- _Objective_:
Filter for the word "Pripjať" and keep each matching line.

- _Excerpted records_:
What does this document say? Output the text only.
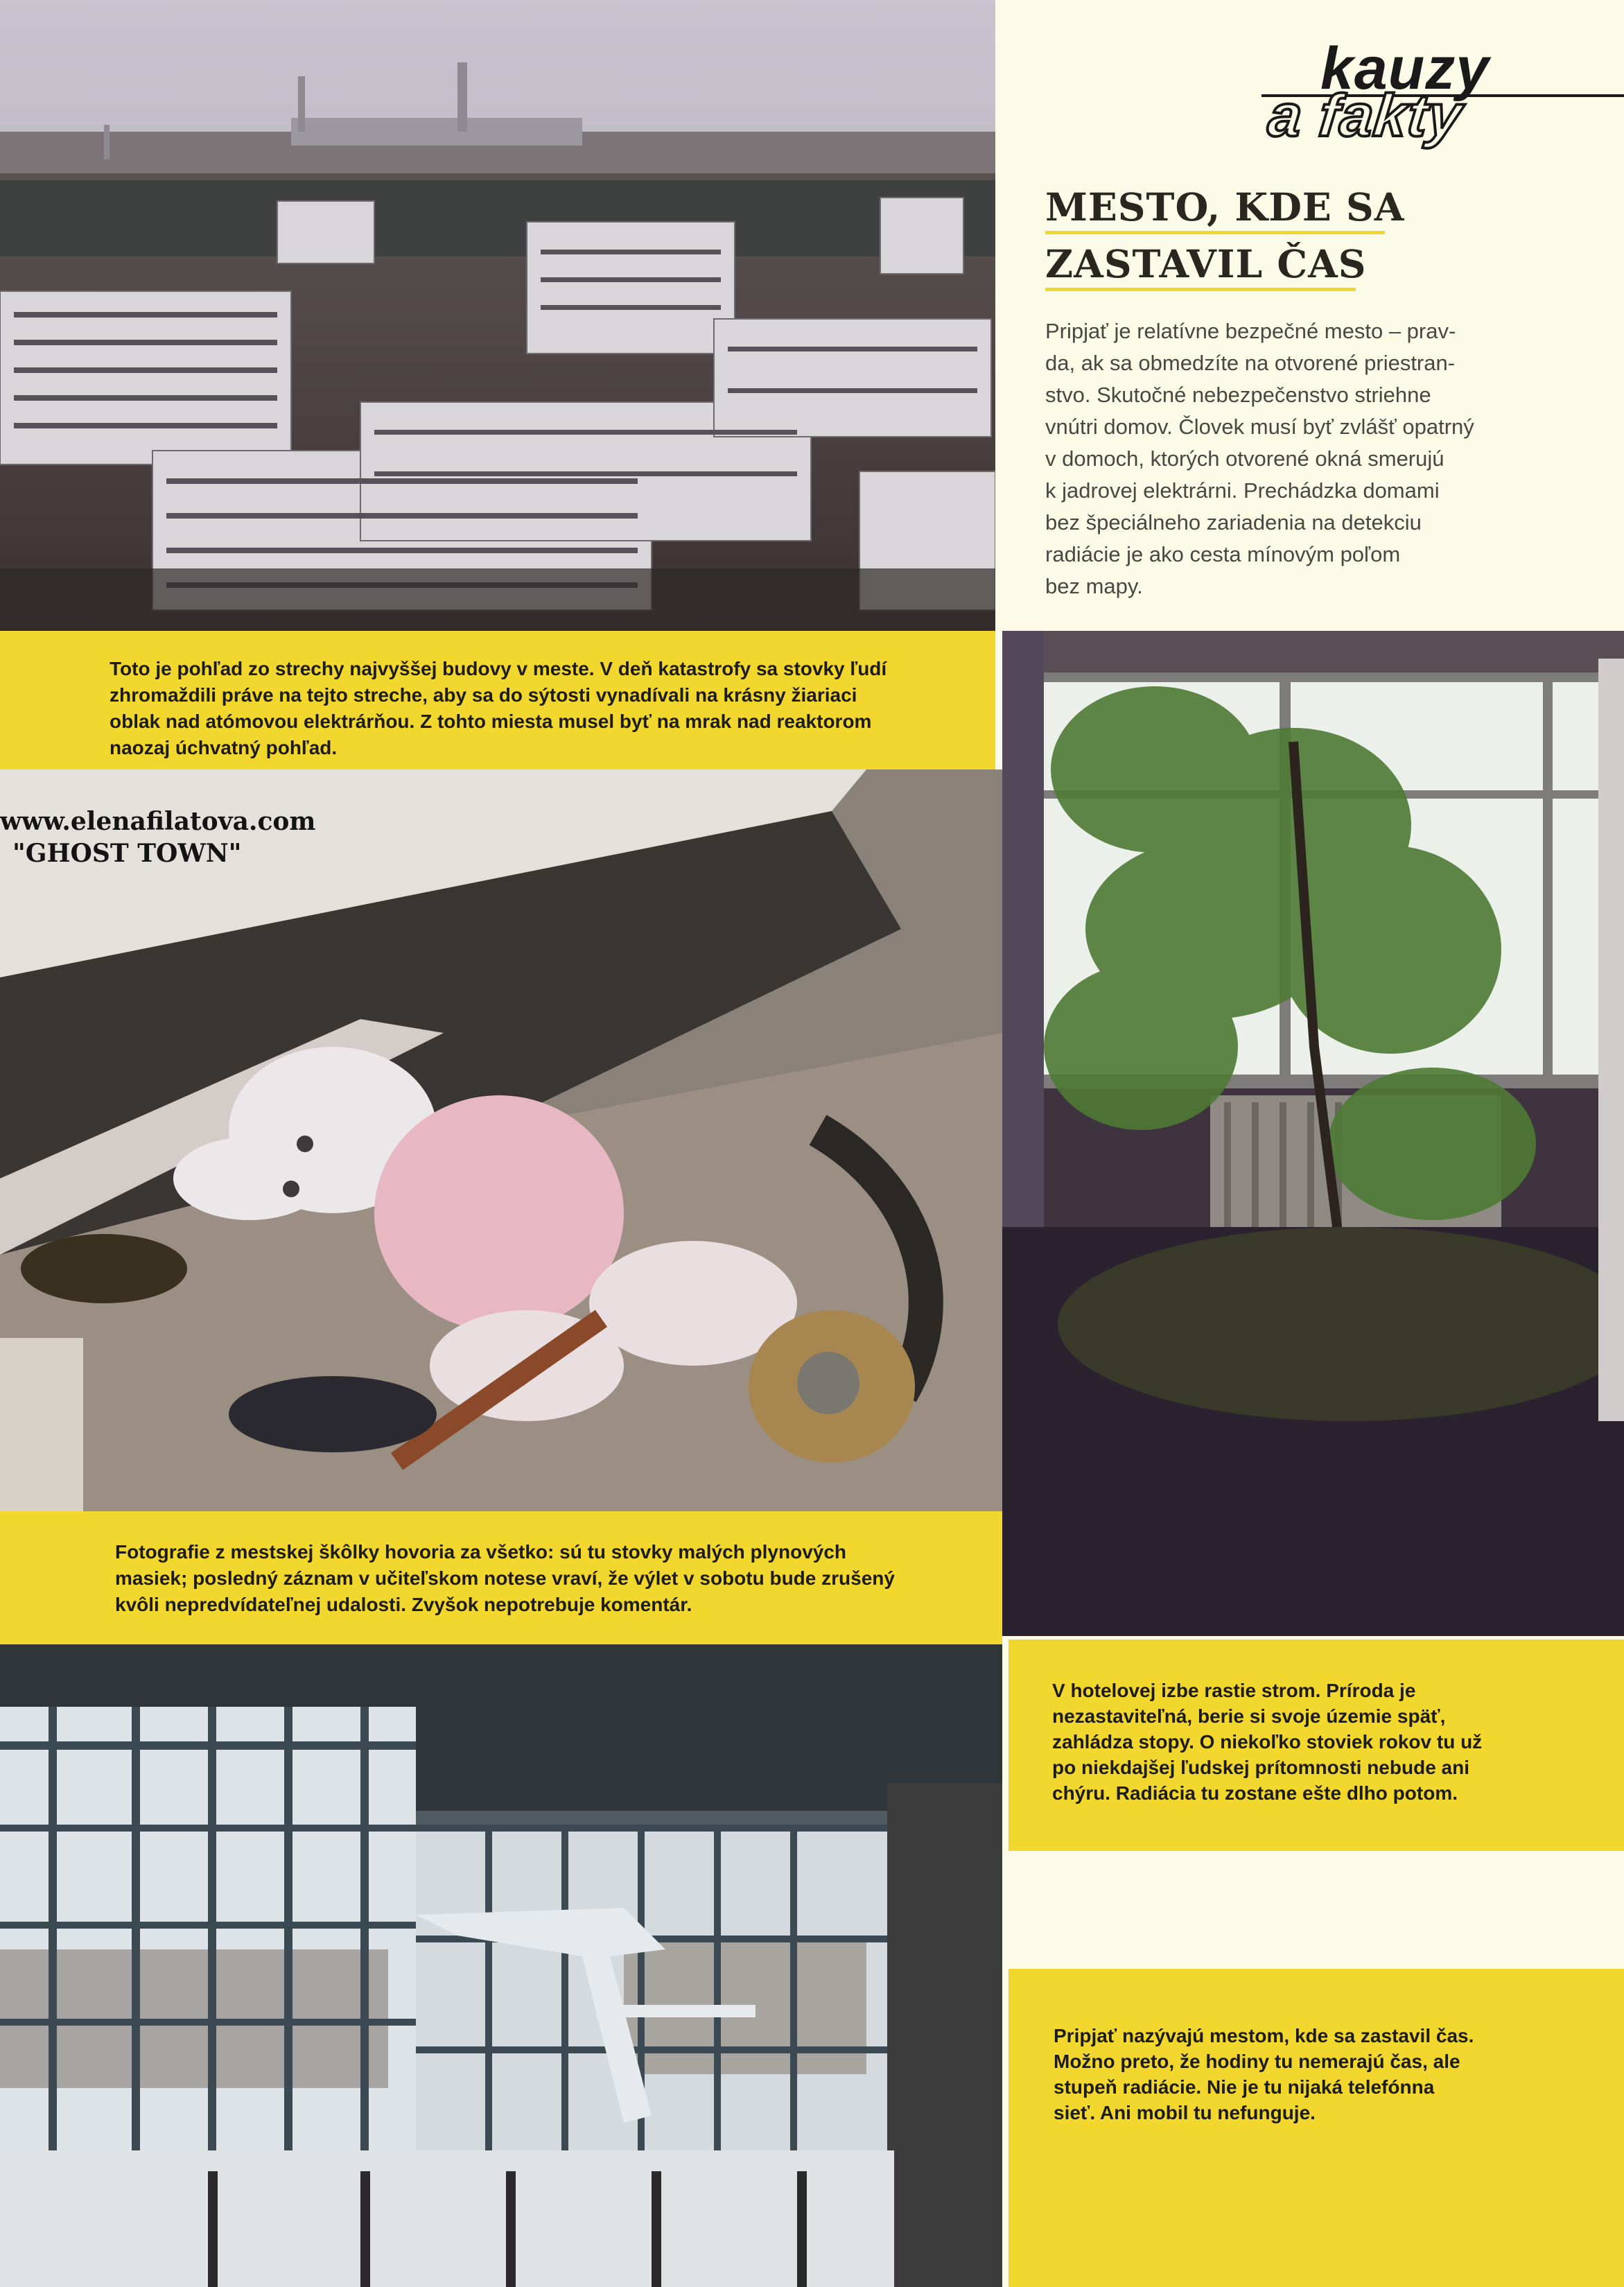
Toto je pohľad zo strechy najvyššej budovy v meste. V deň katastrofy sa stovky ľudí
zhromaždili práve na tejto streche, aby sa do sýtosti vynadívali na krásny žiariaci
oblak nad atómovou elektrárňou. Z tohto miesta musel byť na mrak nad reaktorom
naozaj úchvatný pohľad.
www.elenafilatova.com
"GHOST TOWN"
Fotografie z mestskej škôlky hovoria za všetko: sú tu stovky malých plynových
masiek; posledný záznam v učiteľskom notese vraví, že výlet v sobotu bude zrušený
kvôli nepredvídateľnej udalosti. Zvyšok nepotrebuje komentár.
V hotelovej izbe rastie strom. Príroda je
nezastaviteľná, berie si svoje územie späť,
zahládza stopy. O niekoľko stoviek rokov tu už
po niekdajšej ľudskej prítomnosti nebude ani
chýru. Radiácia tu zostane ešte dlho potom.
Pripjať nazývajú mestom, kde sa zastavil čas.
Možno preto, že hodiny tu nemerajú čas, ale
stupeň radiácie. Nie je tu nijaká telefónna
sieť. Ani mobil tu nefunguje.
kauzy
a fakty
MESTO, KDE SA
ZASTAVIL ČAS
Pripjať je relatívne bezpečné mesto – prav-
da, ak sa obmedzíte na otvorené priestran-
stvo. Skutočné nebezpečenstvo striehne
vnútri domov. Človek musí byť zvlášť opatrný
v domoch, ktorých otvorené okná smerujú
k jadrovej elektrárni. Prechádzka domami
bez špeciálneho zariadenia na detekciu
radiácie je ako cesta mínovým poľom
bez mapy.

- _Task solution_:
Pripjať nazývajú mestom, kde sa zastavil čas.
Pripjať je relatívne bezpečné mesto – prav-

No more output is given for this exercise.